• Instructions to follow
The records below hold pictures; please leave those out and retype the rest exactly.

------------------------------------------------------------

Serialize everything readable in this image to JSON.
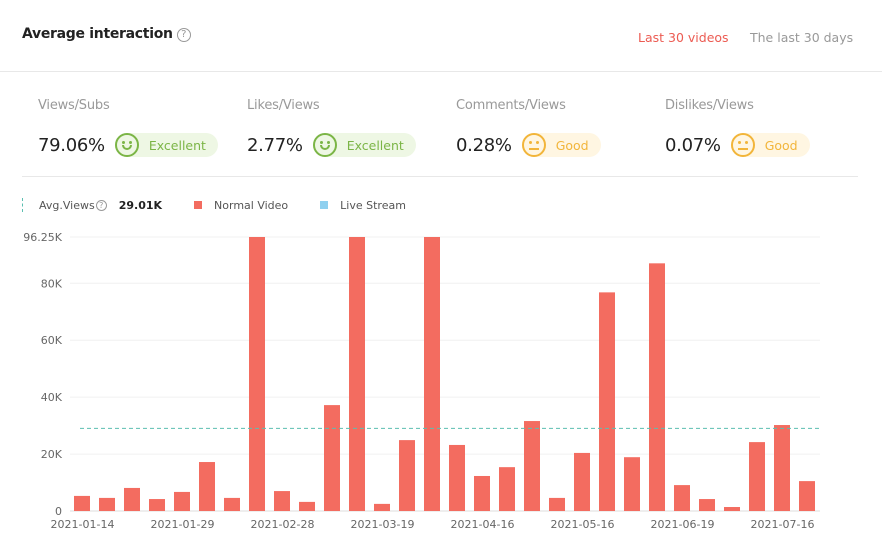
{
  "header": {
    "title": "Average interaction",
    "help_icon": "question-circle-icon",
    "tabs": [
      {
        "label": "Last 30 videos",
        "active": true
      },
      {
        "label": "The last 30 days",
        "active": false
      }
    ]
  },
  "metrics": [
    {
      "label": "Views/Subs",
      "value": "79.06%",
      "rating": "Excellent",
      "icon": "smile-icon"
    },
    {
      "label": "Likes/Views",
      "value": "2.77%",
      "rating": "Excellent",
      "icon": "smile-icon"
    },
    {
      "label": "Comments/Views",
      "value": "0.28%",
      "rating": "Good",
      "icon": "neutral-face-icon"
    },
    {
      "label": "Dislikes/Views",
      "value": "0.07%",
      "rating": "Good",
      "icon": "neutral-face-icon"
    }
  ],
  "legend": {
    "avg_label": "Avg.Views",
    "avg_value": "29.01K",
    "normal": "Normal Video",
    "live": "Live Stream"
  },
  "colors": {
    "normal": "#f36c60",
    "live": "#8fd0ef",
    "avg_line": "#5bbfb0",
    "accent": "#ec5b52"
  },
  "chart_data": {
    "type": "bar",
    "average": 29010,
    "ylim": [
      0,
      96250
    ],
    "yticks": [
      {
        "v": 0,
        "label": "0"
      },
      {
        "v": 20000,
        "label": "20K"
      },
      {
        "v": 40000,
        "label": "40K"
      },
      {
        "v": 60000,
        "label": "60K"
      },
      {
        "v": 80000,
        "label": "80K"
      },
      {
        "v": 96250,
        "label": "96.25K"
      }
    ],
    "xtick_labels": [
      "2021-01-14",
      "2021-01-29",
      "2021-02-28",
      "2021-03-19",
      "2021-04-16",
      "2021-05-16",
      "2021-06-19",
      "2021-07-16"
    ],
    "grid": true,
    "series": [
      {
        "name": "Normal Video",
        "values": [
          5300,
          4600,
          8100,
          4200,
          6700,
          17200,
          4600,
          96250,
          7000,
          3200,
          37200,
          96250,
          2500,
          24900,
          96250,
          23200,
          12300,
          15400,
          31600,
          4600,
          20400,
          76800,
          18900,
          87000,
          9100,
          4200,
          1400,
          24200,
          30200,
          10500
        ]
      }
    ]
  }
}
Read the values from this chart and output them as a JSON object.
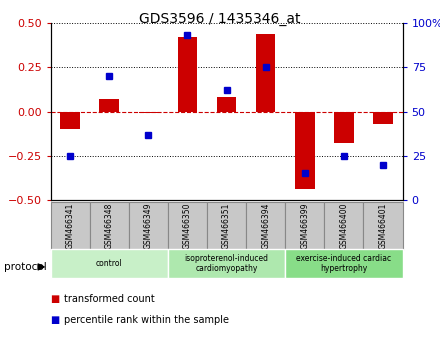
{
  "title": "GDS3596 / 1435346_at",
  "samples": [
    "GSM466341",
    "GSM466348",
    "GSM466349",
    "GSM466350",
    "GSM466351",
    "GSM466394",
    "GSM466399",
    "GSM466400",
    "GSM466401"
  ],
  "red_values": [
    -0.1,
    0.07,
    -0.01,
    0.42,
    0.08,
    0.44,
    -0.44,
    -0.18,
    -0.07
  ],
  "blue_pct": [
    25,
    70,
    37,
    93,
    62,
    75,
    15,
    25,
    20
  ],
  "red_color": "#cc0000",
  "blue_color": "#0000cc",
  "ylim": [
    -0.5,
    0.5
  ],
  "yticks_left": [
    -0.5,
    -0.25,
    0,
    0.25,
    0.5
  ],
  "yticks_right": [
    0,
    25,
    50,
    75,
    100
  ],
  "group_defs": [
    [
      0,
      2,
      "control",
      "#c8f0c8"
    ],
    [
      3,
      5,
      "isoproterenol-induced\ncardiomyopathy",
      "#aee8ae"
    ],
    [
      6,
      8,
      "exercise-induced cardiac\nhypertrophy",
      "#88dd88"
    ]
  ],
  "sample_box_color": "#c8c8c8",
  "sample_box_edge": "#888888",
  "protocol_label": "protocol",
  "legend_red": "transformed count",
  "legend_blue": "percentile rank within the sample"
}
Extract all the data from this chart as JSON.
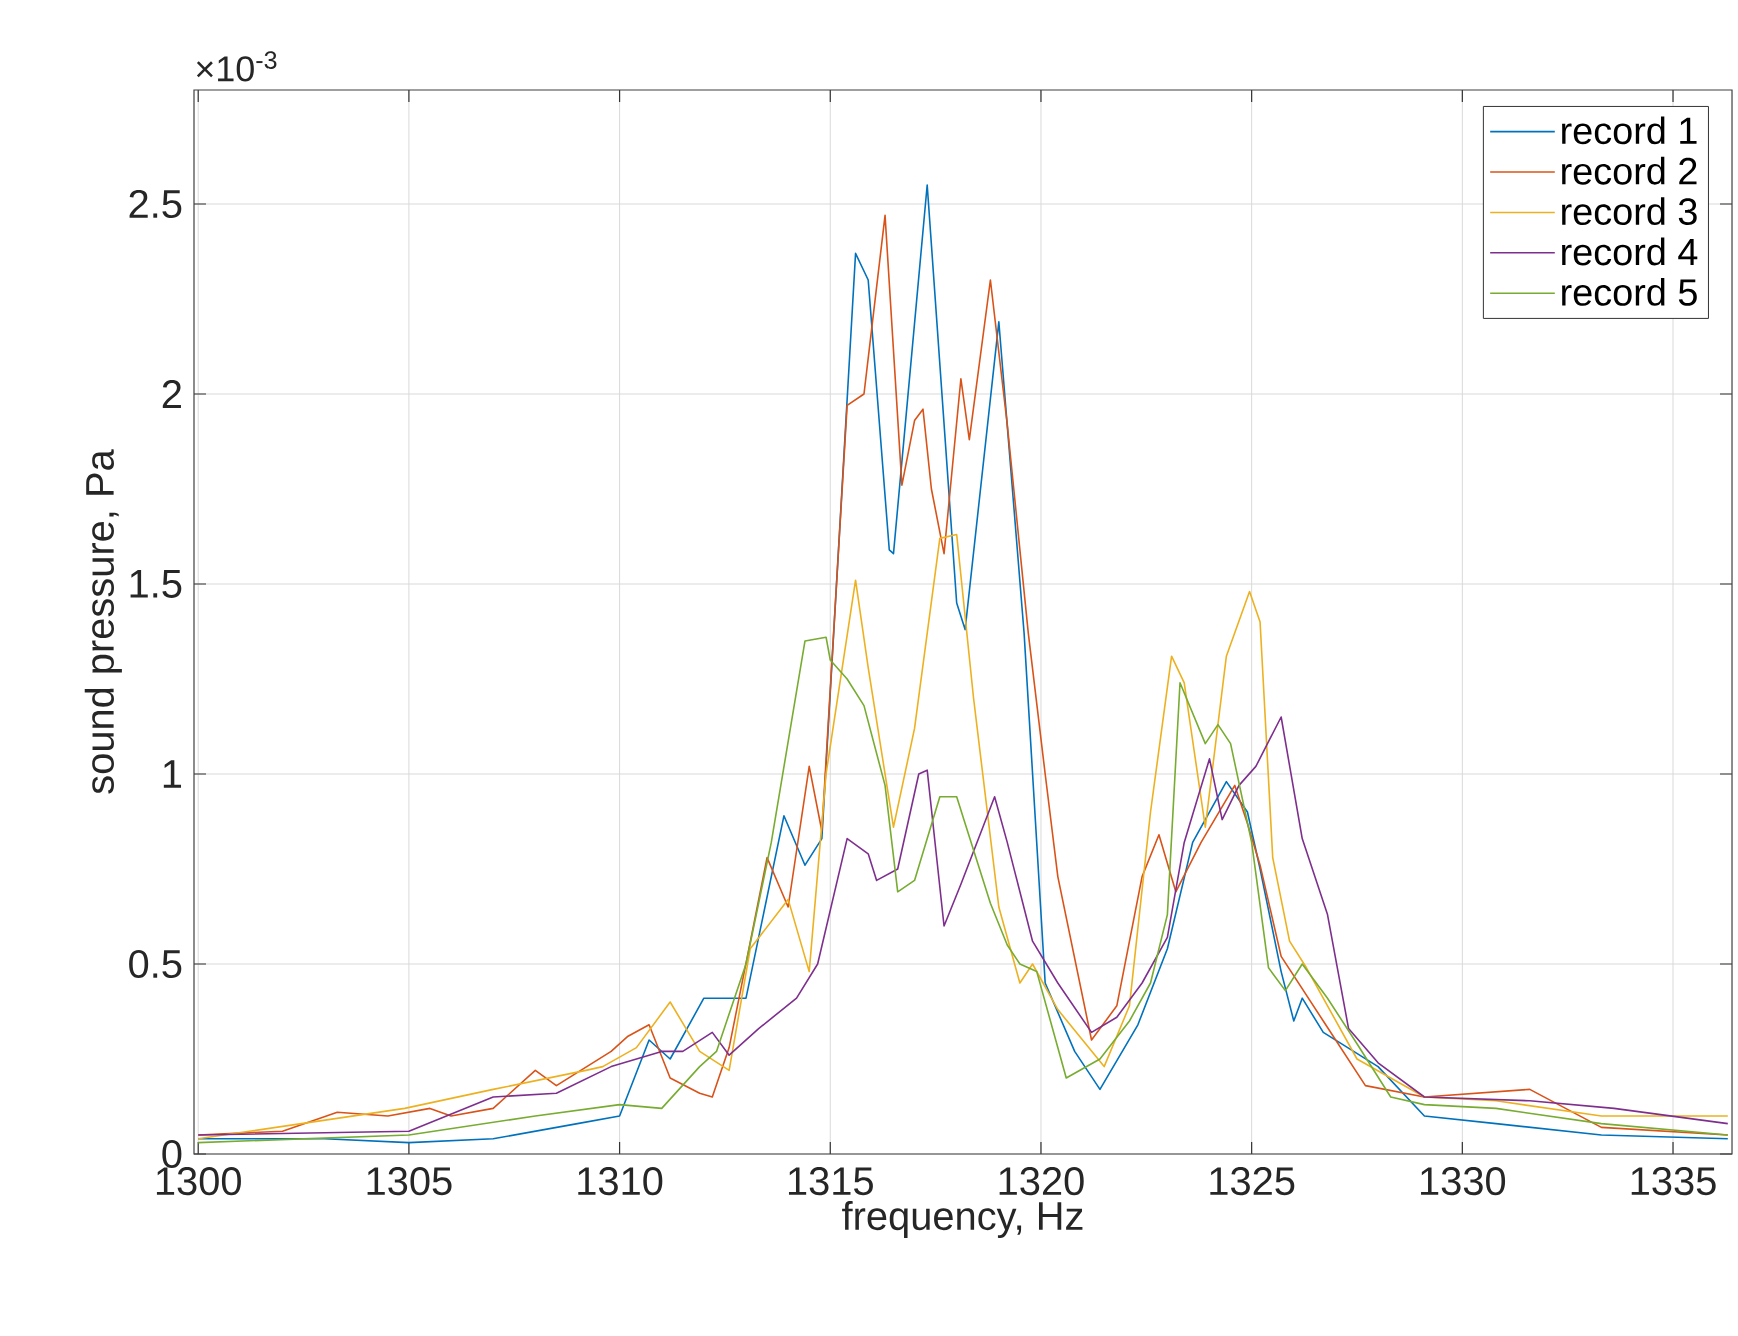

------------------------------------------------------------

• Exercise solution
Serialize everything readable in this image to JSON.
{
  "header": {
    "title": "Average interaction",
    "help_icon": "question-circle-icon",
    "tabs": [
      {
        "label": "Last 30 videos",
        "active": true
      },
      {
        "label": "The last 30 days",
        "active": false
      }
    ]
  },
  "metrics": [
    {
      "label": "Views/Subs",
      "value": "79.06%",
      "rating": "Excellent",
      "icon": "smile-icon"
    },
    {
      "label": "Likes/Views",
      "value": "2.77%",
      "rating": "Excellent",
      "icon": "smile-icon"
    },
    {
      "label": "Comments/Views",
      "value": "0.28%",
      "rating": "Good",
      "icon": "neutral-face-icon"
    },
    {
      "label": "Dislikes/Views",
      "value": "0.07%",
      "rating": "Good",
      "icon": "neutral-face-icon"
    }
  ],
  "legend": {
    "avg_label": "Avg.Views",
    "avg_value": "29.01K",
    "normal": "Normal Video",
    "live": "Live Stream"
  },
  "colors": {
    "normal": "#f36c60",
    "live": "#8fd0ef",
    "avg_line": "#5bbfb0",
    "accent": "#ec5b52"
  },
  "chart_data": {
    "type": "bar",
    "average": 29010,
    "ylim": [
      0,
      96250
    ],
    "yticks": [
      {
        "v": 0,
        "label": "0"
      },
      {
        "v": 20000,
        "label": "20K"
      },
      {
        "v": 40000,
        "label": "40K"
      },
      {
        "v": 60000,
        "label": "60K"
      },
      {
        "v": 80000,
        "label": "80K"
      },
      {
        "v": 96250,
        "label": "96.25K"
      }
    ],
    "xtick_labels": [
      "2021-01-14",
      "2021-01-29",
      "2021-02-28",
      "2021-03-19",
      "2021-04-16",
      "2021-05-16",
      "2021-06-19",
      "2021-07-16"
    ],
    "grid": true,
    "series": [
      {
        "name": "Normal Video",
        "values": [
          5300,
          4600,
          8100,
          4200,
          6700,
          17200,
          4600,
          96250,
          7000,
          3200,
          37200,
          96250,
          2500,
          24900,
          96250,
          23200,
          12300,
          15400,
          31600,
          4600,
          20400,
          76800,
          18900,
          87000,
          9100,
          4200,
          1400,
          24200,
          30200,
          10500
        ]
      }
    ]
  }
}
Read the values from this chart and output them as a JSON object.
{
  "title": "GDS3596 / 1435346_at",
  "samples": [
    "GSM466341",
    "GSM466348",
    "GSM466349",
    "GSM466350",
    "GSM466351",
    "GSM466394",
    "GSM466399",
    "GSM466400",
    "GSM466401"
  ],
  "red_values": [
    -0.1,
    0.07,
    -0.01,
    0.42,
    0.08,
    0.44,
    -0.44,
    -0.18,
    -0.07
  ],
  "blue_pct": [
    25,
    70,
    37,
    93,
    62,
    75,
    15,
    25,
    20
  ],
  "red_color": "#cc0000",
  "blue_color": "#0000cc",
  "ylim": [
    -0.5,
    0.5
  ],
  "yticks_left": [
    -0.5,
    -0.25,
    0,
    0.25,
    0.5
  ],
  "yticks_right": [
    0,
    25,
    50,
    75,
    100
  ],
  "group_defs": [
    [
      0,
      2,
      "control",
      "#c8f0c8"
    ],
    [
      3,
      5,
      "isoproterenol-induced\ncardiomyopathy",
      "#aee8ae"
    ],
    [
      6,
      8,
      "exercise-induced cardiac\nhypertrophy",
      "#88dd88"
    ]
  ],
  "sample_box_color": "#c8c8c8",
  "sample_box_edge": "#888888",
  "protocol_label": "protocol",
  "legend_red": "transformed count",
  "legend_blue": "percentile rank within the sample"
}
Extract all the data from this chart as JSON.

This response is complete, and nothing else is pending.